┌─ Dataset excerpts

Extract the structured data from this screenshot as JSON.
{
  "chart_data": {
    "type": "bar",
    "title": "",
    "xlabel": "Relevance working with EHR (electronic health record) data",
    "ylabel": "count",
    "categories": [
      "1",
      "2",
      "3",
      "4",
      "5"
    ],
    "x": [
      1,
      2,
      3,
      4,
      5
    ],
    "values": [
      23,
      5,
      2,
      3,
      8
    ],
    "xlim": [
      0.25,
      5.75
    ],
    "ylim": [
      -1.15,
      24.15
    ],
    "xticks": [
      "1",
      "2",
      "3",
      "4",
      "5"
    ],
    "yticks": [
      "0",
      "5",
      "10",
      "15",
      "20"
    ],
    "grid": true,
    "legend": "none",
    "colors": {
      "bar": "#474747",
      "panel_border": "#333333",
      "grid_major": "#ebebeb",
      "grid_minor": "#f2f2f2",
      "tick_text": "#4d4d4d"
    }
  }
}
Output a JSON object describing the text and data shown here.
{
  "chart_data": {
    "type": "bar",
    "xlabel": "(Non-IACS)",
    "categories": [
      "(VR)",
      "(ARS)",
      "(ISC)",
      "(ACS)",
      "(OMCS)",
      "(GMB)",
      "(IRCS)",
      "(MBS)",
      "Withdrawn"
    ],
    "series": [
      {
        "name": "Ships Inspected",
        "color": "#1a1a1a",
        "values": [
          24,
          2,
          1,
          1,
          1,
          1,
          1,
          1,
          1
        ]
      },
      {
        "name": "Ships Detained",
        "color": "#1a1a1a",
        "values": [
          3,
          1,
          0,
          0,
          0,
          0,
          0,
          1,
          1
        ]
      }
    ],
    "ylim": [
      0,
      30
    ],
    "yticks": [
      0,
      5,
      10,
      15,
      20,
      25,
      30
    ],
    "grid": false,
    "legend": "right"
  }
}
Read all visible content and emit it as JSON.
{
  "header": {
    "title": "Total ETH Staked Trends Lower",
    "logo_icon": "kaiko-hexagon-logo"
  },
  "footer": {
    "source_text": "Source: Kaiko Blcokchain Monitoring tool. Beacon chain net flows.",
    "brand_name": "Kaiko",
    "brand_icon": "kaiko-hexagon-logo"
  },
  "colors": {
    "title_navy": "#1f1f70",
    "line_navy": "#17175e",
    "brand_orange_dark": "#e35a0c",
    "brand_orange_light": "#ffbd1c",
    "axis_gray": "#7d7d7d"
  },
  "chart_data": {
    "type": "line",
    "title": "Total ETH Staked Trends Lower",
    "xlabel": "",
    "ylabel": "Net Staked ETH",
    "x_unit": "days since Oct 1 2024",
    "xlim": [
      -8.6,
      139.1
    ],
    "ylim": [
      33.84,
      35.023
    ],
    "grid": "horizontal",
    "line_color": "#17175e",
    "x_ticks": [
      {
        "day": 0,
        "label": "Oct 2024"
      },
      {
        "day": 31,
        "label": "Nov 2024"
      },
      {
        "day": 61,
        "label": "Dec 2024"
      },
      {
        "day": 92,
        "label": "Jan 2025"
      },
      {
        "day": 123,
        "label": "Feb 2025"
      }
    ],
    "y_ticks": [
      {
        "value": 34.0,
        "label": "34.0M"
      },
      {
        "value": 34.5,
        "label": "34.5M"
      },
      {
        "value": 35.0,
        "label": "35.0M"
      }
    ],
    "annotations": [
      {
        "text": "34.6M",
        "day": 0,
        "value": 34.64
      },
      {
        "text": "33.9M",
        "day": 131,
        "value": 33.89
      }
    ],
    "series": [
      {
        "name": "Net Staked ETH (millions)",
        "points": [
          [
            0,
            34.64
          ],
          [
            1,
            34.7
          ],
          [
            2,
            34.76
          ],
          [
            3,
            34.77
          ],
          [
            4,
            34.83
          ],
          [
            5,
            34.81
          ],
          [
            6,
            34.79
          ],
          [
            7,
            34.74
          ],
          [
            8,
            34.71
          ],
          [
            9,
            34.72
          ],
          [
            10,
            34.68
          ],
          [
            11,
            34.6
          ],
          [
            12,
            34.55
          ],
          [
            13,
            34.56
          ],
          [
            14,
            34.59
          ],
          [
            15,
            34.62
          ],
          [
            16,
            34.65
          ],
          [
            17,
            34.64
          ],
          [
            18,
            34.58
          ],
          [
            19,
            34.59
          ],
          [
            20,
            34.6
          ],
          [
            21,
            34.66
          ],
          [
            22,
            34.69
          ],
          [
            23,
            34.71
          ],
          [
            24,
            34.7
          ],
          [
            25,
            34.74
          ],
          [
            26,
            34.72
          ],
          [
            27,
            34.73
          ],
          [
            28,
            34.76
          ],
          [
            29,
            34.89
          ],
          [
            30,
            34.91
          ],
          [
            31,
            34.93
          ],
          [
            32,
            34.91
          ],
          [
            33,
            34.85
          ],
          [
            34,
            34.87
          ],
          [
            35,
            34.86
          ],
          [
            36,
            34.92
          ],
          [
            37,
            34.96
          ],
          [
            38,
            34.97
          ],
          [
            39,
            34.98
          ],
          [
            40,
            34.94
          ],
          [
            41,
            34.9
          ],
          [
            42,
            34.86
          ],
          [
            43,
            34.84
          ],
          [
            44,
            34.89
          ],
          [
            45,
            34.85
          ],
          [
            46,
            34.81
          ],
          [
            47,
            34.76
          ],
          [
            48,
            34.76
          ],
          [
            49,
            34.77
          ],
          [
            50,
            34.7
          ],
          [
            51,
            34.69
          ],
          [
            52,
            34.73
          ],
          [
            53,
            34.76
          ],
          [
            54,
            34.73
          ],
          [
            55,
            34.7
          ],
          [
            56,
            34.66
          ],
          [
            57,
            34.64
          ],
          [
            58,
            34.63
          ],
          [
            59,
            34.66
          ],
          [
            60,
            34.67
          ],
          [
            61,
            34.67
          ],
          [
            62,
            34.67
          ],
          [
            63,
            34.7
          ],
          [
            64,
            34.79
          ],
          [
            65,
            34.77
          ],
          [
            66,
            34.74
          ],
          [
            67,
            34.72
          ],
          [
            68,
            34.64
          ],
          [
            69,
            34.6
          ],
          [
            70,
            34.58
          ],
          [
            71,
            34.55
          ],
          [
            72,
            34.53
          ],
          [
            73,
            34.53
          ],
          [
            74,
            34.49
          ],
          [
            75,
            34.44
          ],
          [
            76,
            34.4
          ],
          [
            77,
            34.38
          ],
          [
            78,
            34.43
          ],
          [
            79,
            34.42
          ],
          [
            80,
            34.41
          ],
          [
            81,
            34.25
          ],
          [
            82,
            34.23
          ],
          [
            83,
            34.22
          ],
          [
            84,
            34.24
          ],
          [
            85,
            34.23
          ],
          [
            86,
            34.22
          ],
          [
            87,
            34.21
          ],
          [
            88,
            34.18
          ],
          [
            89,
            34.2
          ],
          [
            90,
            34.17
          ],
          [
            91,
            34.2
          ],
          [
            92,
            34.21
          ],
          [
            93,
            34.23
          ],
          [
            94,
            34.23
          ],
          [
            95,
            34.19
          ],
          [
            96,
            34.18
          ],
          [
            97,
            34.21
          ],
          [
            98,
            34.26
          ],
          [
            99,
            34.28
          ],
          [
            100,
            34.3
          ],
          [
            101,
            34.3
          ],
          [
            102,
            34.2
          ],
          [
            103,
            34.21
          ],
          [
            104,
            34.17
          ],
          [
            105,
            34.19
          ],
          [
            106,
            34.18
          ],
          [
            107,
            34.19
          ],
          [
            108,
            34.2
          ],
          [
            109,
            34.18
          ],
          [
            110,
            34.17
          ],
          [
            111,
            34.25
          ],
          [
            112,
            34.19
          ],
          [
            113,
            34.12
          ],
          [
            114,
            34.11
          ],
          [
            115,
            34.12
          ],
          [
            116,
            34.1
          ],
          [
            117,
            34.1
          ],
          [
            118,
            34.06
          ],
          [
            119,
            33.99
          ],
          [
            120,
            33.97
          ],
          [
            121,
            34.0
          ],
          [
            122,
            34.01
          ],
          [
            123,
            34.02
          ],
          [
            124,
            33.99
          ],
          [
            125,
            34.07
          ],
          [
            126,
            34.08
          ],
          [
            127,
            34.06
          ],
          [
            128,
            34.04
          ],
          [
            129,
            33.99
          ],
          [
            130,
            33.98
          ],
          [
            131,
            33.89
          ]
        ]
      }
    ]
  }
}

└─

__What to work on__. The lines to collect are those holding the string "xlabel"; copy them all.

__Result of the exercise__.
    "xlabel": "Relevance working with EHR (electronic health record) data",
    "xlabel": "(Non-IACS)",
    "xlabel": "",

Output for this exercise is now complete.